- _Data for processing_:
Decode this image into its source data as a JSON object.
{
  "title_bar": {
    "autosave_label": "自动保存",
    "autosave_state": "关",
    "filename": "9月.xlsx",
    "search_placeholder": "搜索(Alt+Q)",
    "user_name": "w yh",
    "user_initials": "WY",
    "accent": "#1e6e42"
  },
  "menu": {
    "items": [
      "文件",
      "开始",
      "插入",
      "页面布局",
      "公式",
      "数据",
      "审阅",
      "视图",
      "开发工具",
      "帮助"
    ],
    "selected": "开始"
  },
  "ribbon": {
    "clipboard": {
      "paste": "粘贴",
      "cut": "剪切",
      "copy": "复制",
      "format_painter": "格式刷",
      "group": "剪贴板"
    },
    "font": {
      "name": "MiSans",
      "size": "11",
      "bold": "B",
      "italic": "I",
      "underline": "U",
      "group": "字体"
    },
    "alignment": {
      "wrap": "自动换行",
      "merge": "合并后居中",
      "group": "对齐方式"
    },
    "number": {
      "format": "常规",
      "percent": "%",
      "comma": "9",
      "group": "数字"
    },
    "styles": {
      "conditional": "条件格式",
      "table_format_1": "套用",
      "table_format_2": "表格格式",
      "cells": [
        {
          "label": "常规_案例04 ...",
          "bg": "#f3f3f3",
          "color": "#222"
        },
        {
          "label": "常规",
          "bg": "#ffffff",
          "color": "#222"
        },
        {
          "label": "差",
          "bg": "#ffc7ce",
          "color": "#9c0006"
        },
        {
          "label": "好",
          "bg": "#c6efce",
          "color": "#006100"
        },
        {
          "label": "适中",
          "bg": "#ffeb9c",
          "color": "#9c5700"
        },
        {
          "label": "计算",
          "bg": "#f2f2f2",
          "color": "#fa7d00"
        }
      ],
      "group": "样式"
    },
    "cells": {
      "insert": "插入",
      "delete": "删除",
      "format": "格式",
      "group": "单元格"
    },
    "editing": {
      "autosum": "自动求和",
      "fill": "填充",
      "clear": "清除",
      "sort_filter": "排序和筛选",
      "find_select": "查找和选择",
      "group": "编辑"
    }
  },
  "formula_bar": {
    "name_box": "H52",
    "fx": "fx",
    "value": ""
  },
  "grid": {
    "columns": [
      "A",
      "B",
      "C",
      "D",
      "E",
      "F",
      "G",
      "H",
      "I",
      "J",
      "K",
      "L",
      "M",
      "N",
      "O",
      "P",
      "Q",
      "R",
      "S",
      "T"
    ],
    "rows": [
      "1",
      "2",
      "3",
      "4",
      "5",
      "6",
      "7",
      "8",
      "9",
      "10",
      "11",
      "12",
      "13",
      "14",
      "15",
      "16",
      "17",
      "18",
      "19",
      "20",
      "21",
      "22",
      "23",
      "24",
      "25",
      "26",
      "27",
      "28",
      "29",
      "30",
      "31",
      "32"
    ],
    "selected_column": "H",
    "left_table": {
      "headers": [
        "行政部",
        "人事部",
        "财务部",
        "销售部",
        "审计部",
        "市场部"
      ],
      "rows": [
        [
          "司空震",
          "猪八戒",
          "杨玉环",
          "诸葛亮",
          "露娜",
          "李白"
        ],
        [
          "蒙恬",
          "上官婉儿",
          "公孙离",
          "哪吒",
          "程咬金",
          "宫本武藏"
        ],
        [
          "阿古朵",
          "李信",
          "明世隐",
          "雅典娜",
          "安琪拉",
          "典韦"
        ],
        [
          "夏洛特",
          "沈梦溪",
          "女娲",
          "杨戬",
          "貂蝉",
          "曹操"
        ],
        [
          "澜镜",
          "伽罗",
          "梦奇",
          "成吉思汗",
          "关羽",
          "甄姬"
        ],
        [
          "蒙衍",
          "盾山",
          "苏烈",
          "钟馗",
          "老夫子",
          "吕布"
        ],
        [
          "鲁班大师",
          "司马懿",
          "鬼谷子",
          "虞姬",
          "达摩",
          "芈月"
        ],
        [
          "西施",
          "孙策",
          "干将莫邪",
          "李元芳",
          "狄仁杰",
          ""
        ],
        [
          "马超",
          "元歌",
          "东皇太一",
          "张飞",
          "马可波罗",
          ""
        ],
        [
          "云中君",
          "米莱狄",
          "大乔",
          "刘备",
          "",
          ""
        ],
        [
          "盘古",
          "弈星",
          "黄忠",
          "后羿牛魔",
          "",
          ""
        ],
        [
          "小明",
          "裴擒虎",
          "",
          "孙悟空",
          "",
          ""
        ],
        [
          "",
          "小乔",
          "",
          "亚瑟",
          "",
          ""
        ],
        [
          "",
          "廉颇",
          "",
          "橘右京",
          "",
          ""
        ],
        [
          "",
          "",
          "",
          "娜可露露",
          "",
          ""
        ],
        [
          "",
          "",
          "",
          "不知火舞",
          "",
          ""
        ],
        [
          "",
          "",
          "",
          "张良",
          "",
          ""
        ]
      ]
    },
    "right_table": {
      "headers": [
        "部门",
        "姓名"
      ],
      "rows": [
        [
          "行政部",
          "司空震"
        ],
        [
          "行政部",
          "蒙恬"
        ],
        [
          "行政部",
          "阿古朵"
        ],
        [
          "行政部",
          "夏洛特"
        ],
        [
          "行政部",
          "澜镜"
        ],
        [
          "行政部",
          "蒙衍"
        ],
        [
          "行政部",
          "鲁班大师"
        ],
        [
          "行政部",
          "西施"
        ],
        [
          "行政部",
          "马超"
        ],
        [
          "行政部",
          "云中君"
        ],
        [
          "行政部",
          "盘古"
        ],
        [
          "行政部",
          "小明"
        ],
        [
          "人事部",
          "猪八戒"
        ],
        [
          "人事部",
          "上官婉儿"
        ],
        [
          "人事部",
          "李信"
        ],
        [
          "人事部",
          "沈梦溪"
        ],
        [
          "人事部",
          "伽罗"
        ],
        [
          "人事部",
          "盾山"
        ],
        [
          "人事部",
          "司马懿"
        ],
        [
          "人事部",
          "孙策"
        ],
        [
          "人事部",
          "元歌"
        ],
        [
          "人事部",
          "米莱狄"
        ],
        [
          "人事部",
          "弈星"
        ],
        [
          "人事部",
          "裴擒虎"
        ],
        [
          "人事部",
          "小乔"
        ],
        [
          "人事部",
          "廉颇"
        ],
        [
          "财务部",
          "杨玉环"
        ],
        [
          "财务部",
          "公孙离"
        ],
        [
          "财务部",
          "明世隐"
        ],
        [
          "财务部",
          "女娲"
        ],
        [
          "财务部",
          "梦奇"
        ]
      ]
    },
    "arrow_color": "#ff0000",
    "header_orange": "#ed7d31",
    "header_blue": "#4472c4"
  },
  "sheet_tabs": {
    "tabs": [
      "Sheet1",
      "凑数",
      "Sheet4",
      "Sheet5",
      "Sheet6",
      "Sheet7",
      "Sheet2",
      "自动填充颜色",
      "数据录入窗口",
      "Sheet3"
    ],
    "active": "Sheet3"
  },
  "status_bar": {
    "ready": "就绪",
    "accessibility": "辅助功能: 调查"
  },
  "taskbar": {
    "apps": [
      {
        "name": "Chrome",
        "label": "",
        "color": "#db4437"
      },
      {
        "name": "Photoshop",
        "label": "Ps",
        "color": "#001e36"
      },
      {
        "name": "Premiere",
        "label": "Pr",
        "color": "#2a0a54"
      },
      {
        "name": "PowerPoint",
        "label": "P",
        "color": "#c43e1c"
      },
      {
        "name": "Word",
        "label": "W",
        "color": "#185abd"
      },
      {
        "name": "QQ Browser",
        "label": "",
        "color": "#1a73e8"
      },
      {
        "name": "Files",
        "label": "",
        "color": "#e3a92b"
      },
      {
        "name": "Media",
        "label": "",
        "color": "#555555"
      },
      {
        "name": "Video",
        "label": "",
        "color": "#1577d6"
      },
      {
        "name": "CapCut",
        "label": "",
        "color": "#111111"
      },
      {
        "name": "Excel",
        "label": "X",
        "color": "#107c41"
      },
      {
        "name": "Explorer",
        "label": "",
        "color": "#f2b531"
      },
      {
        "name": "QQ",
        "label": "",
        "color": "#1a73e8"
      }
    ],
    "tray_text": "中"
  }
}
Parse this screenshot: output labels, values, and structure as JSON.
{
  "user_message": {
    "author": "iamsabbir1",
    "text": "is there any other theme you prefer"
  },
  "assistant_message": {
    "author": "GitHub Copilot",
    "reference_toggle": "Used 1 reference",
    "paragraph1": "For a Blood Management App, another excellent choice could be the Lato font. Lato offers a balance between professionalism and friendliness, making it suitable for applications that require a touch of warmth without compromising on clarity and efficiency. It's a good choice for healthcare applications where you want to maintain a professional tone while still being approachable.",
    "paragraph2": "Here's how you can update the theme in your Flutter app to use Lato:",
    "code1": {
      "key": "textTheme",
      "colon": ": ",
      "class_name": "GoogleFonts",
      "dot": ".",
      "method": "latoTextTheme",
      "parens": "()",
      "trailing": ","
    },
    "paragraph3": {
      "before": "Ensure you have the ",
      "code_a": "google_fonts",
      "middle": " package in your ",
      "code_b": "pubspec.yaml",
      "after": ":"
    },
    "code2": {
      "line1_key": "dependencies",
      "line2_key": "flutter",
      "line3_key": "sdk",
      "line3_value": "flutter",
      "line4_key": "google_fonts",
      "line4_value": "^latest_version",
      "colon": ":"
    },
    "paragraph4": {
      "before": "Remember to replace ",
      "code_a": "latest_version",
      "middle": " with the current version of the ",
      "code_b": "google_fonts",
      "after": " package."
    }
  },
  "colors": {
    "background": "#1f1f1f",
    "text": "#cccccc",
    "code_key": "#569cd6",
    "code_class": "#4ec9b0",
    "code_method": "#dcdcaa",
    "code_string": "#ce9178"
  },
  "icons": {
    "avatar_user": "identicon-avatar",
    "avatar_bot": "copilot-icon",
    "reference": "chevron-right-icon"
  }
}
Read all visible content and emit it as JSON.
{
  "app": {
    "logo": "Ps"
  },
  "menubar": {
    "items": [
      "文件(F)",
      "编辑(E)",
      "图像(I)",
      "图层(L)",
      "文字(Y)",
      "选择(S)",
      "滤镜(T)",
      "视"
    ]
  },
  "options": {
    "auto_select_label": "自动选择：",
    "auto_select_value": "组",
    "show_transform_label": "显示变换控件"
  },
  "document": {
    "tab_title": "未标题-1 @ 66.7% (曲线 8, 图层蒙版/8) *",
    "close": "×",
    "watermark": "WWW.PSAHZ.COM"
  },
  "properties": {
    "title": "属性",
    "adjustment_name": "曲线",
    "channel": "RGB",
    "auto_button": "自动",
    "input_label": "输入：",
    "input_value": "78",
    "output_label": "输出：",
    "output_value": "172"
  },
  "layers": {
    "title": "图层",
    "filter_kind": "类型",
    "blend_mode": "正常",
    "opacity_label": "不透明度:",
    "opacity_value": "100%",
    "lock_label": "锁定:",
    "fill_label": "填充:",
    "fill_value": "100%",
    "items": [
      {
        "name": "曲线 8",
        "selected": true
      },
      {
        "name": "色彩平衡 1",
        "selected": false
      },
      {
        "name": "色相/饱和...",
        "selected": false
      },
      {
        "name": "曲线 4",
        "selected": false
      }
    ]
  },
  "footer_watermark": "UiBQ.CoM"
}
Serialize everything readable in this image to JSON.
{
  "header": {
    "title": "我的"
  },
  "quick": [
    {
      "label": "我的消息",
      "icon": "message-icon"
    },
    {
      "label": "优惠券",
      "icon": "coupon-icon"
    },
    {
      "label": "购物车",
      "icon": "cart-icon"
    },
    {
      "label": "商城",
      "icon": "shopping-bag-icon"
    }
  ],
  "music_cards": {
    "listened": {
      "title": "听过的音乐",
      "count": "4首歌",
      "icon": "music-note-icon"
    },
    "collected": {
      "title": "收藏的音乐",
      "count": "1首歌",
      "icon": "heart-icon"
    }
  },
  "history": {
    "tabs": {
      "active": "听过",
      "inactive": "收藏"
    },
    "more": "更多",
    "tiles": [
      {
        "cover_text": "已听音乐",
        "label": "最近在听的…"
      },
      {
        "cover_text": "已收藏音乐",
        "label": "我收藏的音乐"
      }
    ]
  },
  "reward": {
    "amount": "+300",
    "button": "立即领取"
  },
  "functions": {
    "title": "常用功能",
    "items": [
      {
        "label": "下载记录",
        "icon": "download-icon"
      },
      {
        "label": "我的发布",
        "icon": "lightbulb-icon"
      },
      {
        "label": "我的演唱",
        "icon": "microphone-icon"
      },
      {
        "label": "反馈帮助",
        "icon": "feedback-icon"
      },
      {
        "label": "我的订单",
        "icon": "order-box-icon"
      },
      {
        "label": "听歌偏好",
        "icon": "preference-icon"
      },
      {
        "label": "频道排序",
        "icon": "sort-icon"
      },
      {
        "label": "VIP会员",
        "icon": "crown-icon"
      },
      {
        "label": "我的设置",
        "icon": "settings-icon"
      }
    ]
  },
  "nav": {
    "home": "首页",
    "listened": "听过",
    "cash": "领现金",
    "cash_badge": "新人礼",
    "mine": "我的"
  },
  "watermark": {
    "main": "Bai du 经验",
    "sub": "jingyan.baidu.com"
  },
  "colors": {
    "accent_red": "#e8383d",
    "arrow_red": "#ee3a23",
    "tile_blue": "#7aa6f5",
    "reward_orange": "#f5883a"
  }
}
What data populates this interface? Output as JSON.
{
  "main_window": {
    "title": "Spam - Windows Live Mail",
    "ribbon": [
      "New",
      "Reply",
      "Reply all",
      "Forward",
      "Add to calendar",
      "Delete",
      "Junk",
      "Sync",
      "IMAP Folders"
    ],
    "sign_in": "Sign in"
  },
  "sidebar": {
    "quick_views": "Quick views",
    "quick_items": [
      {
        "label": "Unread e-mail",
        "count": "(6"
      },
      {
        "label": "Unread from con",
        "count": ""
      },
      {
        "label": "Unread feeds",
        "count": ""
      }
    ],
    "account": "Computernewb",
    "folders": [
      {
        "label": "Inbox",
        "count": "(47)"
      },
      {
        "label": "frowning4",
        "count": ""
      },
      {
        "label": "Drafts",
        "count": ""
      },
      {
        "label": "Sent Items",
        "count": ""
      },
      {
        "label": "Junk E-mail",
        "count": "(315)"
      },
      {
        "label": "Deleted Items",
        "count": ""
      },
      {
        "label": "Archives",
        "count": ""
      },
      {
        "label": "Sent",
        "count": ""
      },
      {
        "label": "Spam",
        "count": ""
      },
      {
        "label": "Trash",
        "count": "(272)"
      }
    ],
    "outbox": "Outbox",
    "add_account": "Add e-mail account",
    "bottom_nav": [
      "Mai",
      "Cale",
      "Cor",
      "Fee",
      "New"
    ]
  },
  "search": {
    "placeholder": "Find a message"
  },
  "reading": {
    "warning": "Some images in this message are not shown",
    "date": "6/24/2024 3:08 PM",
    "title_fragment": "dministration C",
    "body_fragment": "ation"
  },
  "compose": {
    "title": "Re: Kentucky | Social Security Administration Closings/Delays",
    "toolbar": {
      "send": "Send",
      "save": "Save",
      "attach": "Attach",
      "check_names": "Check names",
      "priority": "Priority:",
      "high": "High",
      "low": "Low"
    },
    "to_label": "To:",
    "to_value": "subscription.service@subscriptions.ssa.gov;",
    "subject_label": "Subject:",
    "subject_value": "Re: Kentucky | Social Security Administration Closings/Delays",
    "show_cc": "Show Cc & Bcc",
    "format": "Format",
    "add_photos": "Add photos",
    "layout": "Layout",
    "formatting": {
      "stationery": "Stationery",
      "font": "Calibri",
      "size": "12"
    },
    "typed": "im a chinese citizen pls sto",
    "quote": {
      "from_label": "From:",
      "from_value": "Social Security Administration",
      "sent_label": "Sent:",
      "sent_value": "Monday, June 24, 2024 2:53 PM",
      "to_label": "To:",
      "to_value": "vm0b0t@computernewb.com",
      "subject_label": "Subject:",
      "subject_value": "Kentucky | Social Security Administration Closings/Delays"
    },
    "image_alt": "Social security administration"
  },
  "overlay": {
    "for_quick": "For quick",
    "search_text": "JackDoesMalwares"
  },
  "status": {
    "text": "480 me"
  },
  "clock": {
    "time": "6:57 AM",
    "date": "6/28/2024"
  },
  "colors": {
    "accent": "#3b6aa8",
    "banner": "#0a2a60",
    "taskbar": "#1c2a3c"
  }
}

- _Problem requirements_:
Using the records above, pull out each line where the word "Spam" occurs.

- _Exercise solution_:
    "title": "Spam - Windows Live Mail",
        "label": "Spam",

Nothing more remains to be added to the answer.